All lines holding the string "JSON" are to be shown.
## Start RECORDS FOR PROCESSING
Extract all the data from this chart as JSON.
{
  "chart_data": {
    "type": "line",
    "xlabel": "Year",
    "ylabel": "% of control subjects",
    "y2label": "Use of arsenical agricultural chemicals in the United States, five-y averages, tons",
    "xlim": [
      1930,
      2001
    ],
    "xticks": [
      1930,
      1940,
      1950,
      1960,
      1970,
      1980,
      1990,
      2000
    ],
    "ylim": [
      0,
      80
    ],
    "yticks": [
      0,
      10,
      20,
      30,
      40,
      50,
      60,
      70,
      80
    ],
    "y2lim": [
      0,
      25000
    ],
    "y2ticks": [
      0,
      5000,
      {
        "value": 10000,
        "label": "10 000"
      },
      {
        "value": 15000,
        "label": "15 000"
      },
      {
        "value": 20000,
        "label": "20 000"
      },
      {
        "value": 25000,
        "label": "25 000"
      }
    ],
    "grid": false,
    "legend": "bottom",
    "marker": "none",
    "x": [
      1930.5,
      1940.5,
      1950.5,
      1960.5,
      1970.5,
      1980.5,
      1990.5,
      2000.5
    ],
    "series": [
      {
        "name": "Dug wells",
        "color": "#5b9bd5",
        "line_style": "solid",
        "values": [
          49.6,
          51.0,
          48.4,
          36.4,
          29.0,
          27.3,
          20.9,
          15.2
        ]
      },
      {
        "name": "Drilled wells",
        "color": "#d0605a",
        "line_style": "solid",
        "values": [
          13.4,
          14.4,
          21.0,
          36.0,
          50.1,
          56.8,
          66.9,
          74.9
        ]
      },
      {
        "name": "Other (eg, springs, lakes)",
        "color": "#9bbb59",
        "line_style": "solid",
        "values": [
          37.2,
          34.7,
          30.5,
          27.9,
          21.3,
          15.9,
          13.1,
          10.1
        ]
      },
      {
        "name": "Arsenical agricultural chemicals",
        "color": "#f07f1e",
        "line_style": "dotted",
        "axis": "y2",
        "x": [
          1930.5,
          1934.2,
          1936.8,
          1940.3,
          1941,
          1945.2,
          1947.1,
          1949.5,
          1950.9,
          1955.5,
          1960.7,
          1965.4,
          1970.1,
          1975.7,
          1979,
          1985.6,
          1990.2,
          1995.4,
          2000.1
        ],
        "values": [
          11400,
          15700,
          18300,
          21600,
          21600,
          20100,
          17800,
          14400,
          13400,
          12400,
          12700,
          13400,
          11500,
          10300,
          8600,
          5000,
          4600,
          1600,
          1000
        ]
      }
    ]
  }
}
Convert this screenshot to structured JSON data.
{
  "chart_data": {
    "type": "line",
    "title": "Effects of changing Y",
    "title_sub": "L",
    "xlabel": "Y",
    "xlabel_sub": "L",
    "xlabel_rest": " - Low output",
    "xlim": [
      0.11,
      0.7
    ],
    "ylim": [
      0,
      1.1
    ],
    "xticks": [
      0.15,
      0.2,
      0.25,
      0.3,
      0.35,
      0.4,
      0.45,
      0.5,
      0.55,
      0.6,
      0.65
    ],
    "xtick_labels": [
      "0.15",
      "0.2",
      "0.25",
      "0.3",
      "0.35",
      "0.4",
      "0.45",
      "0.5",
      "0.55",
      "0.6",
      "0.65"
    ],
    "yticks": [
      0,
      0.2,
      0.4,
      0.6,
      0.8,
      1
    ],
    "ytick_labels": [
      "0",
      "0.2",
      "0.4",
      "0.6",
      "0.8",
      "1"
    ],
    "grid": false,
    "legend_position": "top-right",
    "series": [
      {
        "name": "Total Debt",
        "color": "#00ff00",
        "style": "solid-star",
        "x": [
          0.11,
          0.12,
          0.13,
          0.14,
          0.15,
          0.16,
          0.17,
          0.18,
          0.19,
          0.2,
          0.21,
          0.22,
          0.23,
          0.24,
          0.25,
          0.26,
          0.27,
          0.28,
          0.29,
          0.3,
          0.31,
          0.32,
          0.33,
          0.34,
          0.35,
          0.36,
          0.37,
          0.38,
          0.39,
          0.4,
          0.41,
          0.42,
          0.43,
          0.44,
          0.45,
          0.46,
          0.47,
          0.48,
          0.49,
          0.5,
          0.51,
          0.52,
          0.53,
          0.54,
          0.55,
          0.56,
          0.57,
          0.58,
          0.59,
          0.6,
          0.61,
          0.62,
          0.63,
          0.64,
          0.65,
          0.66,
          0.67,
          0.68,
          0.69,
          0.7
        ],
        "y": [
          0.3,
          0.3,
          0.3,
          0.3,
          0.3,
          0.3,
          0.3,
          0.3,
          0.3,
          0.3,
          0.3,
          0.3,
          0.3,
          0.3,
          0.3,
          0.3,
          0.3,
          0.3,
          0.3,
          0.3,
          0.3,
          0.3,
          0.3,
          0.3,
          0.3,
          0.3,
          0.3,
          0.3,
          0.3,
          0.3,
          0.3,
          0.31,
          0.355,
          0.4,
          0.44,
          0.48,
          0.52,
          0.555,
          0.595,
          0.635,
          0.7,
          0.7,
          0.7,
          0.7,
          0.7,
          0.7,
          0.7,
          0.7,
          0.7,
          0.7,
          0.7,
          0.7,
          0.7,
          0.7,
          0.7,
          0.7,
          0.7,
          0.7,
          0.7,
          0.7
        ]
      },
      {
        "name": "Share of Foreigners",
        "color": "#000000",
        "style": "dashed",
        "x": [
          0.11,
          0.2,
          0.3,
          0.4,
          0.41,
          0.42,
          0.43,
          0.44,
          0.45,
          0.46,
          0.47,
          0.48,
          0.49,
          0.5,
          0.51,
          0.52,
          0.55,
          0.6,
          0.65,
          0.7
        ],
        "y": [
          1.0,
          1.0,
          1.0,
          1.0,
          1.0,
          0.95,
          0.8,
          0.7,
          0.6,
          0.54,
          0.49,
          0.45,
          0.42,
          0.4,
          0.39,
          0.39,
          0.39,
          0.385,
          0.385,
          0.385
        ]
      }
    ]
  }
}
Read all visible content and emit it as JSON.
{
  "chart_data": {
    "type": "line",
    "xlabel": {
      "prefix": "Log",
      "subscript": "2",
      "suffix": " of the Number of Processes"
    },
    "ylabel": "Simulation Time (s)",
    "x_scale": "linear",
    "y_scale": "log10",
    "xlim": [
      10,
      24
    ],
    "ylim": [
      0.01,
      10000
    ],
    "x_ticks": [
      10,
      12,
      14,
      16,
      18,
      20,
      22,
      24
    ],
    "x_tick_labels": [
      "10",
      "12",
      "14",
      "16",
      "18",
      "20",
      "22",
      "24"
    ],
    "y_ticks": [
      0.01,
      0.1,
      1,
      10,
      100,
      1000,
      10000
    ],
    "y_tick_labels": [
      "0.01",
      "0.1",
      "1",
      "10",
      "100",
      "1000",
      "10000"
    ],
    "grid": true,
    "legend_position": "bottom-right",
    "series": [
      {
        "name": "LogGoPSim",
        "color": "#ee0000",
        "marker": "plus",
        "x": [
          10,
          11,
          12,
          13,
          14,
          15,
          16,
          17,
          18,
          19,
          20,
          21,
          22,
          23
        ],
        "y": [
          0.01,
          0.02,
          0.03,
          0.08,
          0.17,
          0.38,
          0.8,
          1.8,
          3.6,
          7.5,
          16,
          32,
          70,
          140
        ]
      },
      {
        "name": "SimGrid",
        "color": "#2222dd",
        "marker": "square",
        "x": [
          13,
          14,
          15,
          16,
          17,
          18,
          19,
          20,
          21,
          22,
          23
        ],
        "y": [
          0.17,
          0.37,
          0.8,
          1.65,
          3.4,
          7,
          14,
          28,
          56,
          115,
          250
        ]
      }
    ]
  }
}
## End RECORDS FOR PROCESSING
### EXPECTED OUTPUT
Extract all the data from this chart as JSON.
Convert this screenshot to structured JSON data.
Read all visible content and emit it as JSON.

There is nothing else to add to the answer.